▶ WHAT NEEDS TO BE DONE:
Please extract the part of the data that opens with the line containing "page-title: Certificate Access" and closes with the line containing "xp-needed-text: 75000 XP", and repeat those lines exactly.

(Labeled box records)
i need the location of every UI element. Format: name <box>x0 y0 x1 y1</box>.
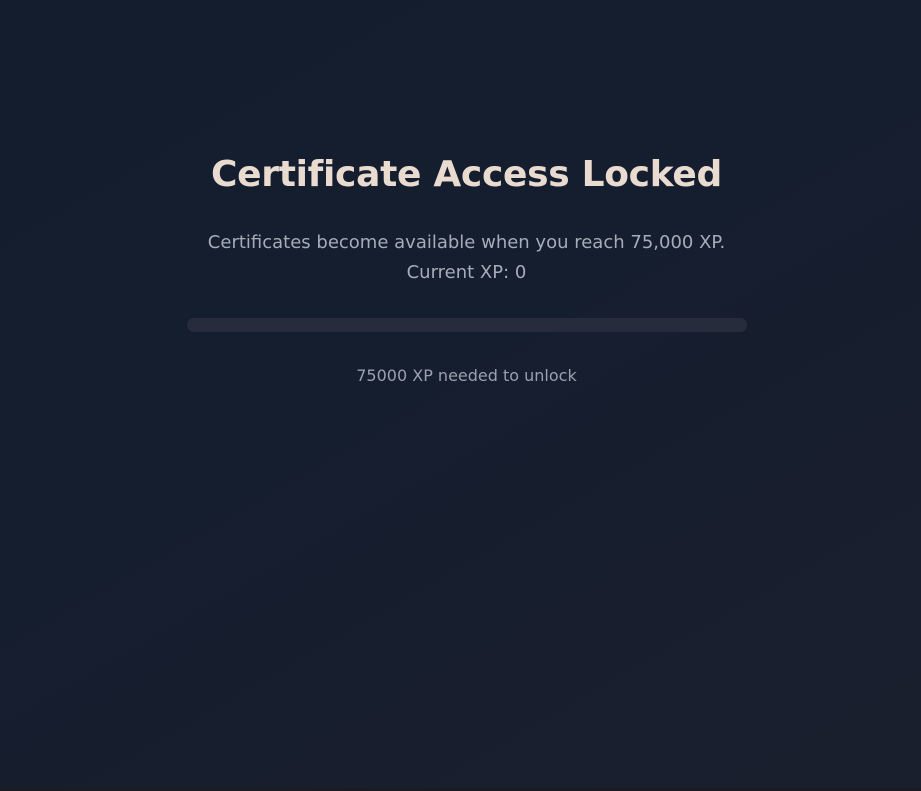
page-title: Certificate Access Locked <box>211 154 722 195</box>
certificate-locked-panel: Certificate Access Locked Certificates b… <box>0 0 921 788</box>
current-xp-text: Current XP: 0 <box>406 262 527 283</box>
unlock-requirement-text: Certificates become available when you r… <box>207 232 726 253</box>
xp-progress-bar <box>187 318 747 332</box>
xp-needed-text: 75000 XP needed to unlock <box>356 366 577 385</box>
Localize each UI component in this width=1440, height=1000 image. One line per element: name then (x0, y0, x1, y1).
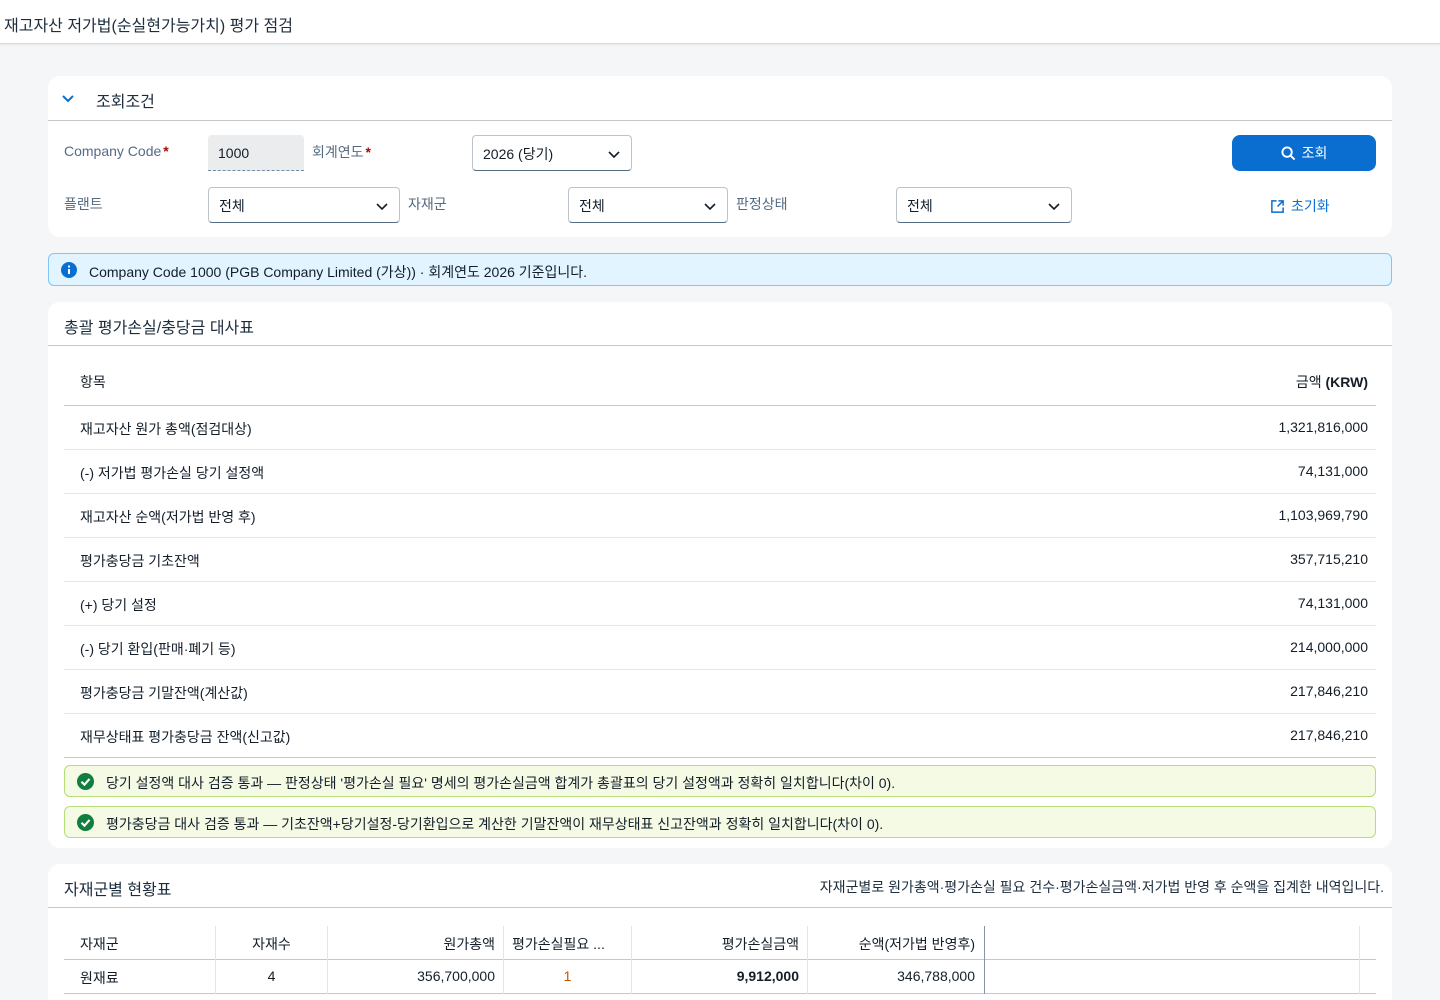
success-message-strip: 평가충당금 대사 검증 통과 — 기초잔액+당기설정-당기환입으로 계산한 기말… (64, 806, 1376, 838)
material-group-table-header: 자재군 자재수 원가총액 평가손실필요 ... 평가손실금액 순액(저가법 반영… (64, 926, 1376, 960)
table-row: 평가충당금 기초잔액 357,715,210 (64, 538, 1376, 582)
material-group-header: 자재군별 현황표 자재군별로 원가총액·평가손실 필요 건수·평가손실금액·저가… (48, 864, 1392, 908)
row-amount: 1,103,969,790 (1278, 507, 1368, 523)
row-item: 재고자산 원가 총액(점검대상) (80, 421, 252, 437)
material-group-description: 자재군별로 원가총액·평가손실 필요 건수·평가손실금액·저가법 반영 후 순액… (819, 879, 1384, 895)
material-group-title: 자재군별 현황표 (64, 882, 172, 899)
table-row: 재고자산 원가 총액(점검대상) 1,321,816,000 (64, 406, 1376, 450)
row-item: (-) 저가법 평가손실 당기 설정액 (80, 465, 265, 481)
row-item: (-) 당기 환입(판매·폐기 등) (80, 641, 236, 657)
chevron-down-icon (1048, 203, 1060, 211)
chevron-down-icon (376, 203, 388, 211)
column-divider (984, 926, 985, 994)
column-header-item: 항목 (80, 374, 106, 390)
row-item: 평가충당금 기말잔액(계산값) (80, 685, 248, 701)
fiscal-year-label: 회계연도 * (312, 144, 371, 160)
search-icon (1281, 146, 1295, 161)
table-row: 평가충당금 기말잔액(계산값) 217,846,210 (64, 670, 1376, 714)
info-message-text: Company Code 1000 (PGB Company Limited (… (89, 264, 588, 280)
cell-net-amount: 346,788,000 (897, 968, 975, 984)
material-group-select[interactable]: 전체 (568, 187, 728, 223)
information-icon (61, 262, 77, 278)
material-group-label: 자재군 (408, 196, 447, 212)
material-group-value: 전체 (579, 198, 605, 214)
column-header-material-count[interactable]: 자재수 (216, 926, 327, 960)
success-check-icon (77, 773, 94, 790)
row-amount: 217,846,210 (1290, 727, 1368, 743)
summary-header: 총괄 평가손실/충당금 대사표 (48, 302, 1392, 346)
column-header-material-group[interactable]: 자재군 (80, 926, 210, 960)
material-group-panel: 자재군별 현황표 자재군별로 원가총액·평가손실 필요 건수·평가손실금액·저가… (48, 864, 1392, 1000)
fiscal-year-select[interactable]: 2026 (당기) (472, 135, 632, 171)
row-item: 재고자산 순액(저가법 반영 후) (80, 509, 256, 525)
cell-material-group: 원재료 (80, 970, 119, 986)
company-code-field[interactable]: 1000 (208, 135, 304, 171)
judgement-status-label: 판정상태 (736, 196, 788, 212)
column-divider (631, 926, 632, 994)
column-header-loss-needed-count[interactable]: 평가손실필요 ... (512, 926, 632, 960)
page-title: 재고자산 저가법(순실현가능가치) 평가 점검 (4, 18, 293, 35)
column-divider (807, 926, 808, 994)
column-divider (1359, 926, 1360, 994)
column-header-cost-total[interactable]: 원가총액 (328, 926, 495, 960)
summary-title: 총괄 평가손실/충당금 대사표 (64, 320, 254, 337)
row-amount: 217,846,210 (1290, 683, 1368, 699)
filter-header[interactable]: 조회조건 (48, 76, 1392, 121)
row-amount: 357,715,210 (1290, 551, 1368, 567)
table-row: (-) 당기 환입(판매·폐기 등) 214,000,000 (64, 626, 1376, 670)
table-row: (+) 당기 설정 74,131,000 (64, 582, 1376, 626)
row-amount: 74,131,000 (1297, 595, 1368, 611)
filter-panel: 조회조건 Company Code * 1000 회계연도 * 2026 (당기) … (48, 76, 1392, 237)
cell-cost-total: 356,700,000 (417, 968, 495, 984)
filter-title: 조회조건 (96, 94, 155, 111)
row-amount: 74,131,000 (1297, 463, 1368, 479)
column-divider (327, 926, 328, 994)
reset-icon (1271, 200, 1284, 213)
row-item: 평가충당금 기초잔액 (80, 553, 200, 569)
summary-table: 항목 금액 (KRW) 재고자산 원가 총액(점검대상) 1,321,816,00… (64, 360, 1376, 758)
column-header-loss-amount[interactable]: 평가손실금액 (632, 926, 799, 960)
plant-select[interactable]: 전체 (208, 187, 400, 223)
table-row: (-) 저가법 평가손실 당기 설정액 74,131,000 (64, 450, 1376, 494)
cell-loss-needed-count: 1 (563, 968, 572, 984)
row-item: (+) 당기 설정 (80, 597, 157, 613)
chevron-down-icon[interactable] (60, 90, 76, 106)
material-group-table: 자재군 자재수 원가총액 평가손실필요 ... 평가손실금액 순액(저가법 반영… (64, 926, 1376, 994)
fiscal-year-value: 2026 (당기) (483, 146, 554, 162)
cell-loss-amount: 9,912,000 (736, 968, 799, 984)
row-item: 재무상태표 평가충당금 잔액(신고값) (80, 729, 291, 745)
chevron-down-icon (608, 151, 620, 159)
plant-value: 전체 (219, 198, 245, 214)
table-row: 재고자산 순액(저가법 반영 후) 1,103,969,790 (64, 494, 1376, 538)
search-button[interactable]: 조회 (1232, 135, 1376, 171)
cell-material-count: 4 (267, 968, 276, 984)
summary-table-header: 항목 금액 (KRW) (64, 360, 1376, 406)
company-code-label: Company Code * (64, 143, 169, 159)
column-divider (215, 926, 216, 994)
success-message-text: 평가충당금 대사 검증 통과 — 기초잔액+당기설정-당기환입으로 계산한 기말… (106, 816, 884, 832)
column-header-amount: 금액 (KRW) (1295, 374, 1368, 390)
plant-label: 플랜트 (64, 196, 103, 212)
table-row: 재무상태표 평가충당금 잔액(신고값) 217,846,210 (64, 714, 1376, 758)
success-message-strip: 당기 설정액 대사 검증 통과 — 판정상태 '평가손실 필요' 명세의 평가손… (64, 765, 1376, 797)
summary-panel: 총괄 평가손실/충당금 대사표 항목 금액 (KRW) 재고자산 원가 총액(점… (48, 302, 1392, 848)
column-divider (503, 926, 504, 994)
judgement-status-value: 전체 (907, 198, 933, 214)
reset-button[interactable]: 초기화 (1270, 194, 1370, 218)
judgement-status-select[interactable]: 전체 (896, 187, 1072, 223)
info-message-strip: Company Code 1000 (PGB Company Limited (… (48, 253, 1392, 286)
success-message-text: 당기 설정액 대사 검증 통과 — 판정상태 '평가손실 필요' 명세의 평가손… (106, 775, 896, 791)
page-header: 재고자산 저가법(순실현가능가치) 평가 점검 (0, 0, 1440, 44)
chevron-down-icon (704, 203, 716, 211)
success-check-icon (77, 814, 94, 831)
column-header-net-amount[interactable]: 순액(저가법 반영후) (808, 926, 975, 960)
row-amount: 214,000,000 (1290, 639, 1368, 655)
row-amount: 1,321,816,000 (1278, 419, 1368, 435)
table-row[interactable]: 원재료 4 356,700,000 1 9,912,000 346,788,00… (64, 960, 1376, 994)
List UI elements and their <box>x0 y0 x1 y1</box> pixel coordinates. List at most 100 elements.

▶ RESPONSE TO THE TASK:
page-title: Certificate Access Locked <box>211 154 722 195</box>
certificate-locked-panel: Certificate Access Locked Certificates b… <box>0 0 921 788</box>
current-xp-text: Current XP: 0 <box>406 262 527 283</box>
unlock-requirement-text: Certificates become available when you r… <box>207 232 726 253</box>
xp-progress-bar <box>187 318 747 332</box>
xp-needed-text: 75000 XP needed to unlock <box>356 366 577 385</box>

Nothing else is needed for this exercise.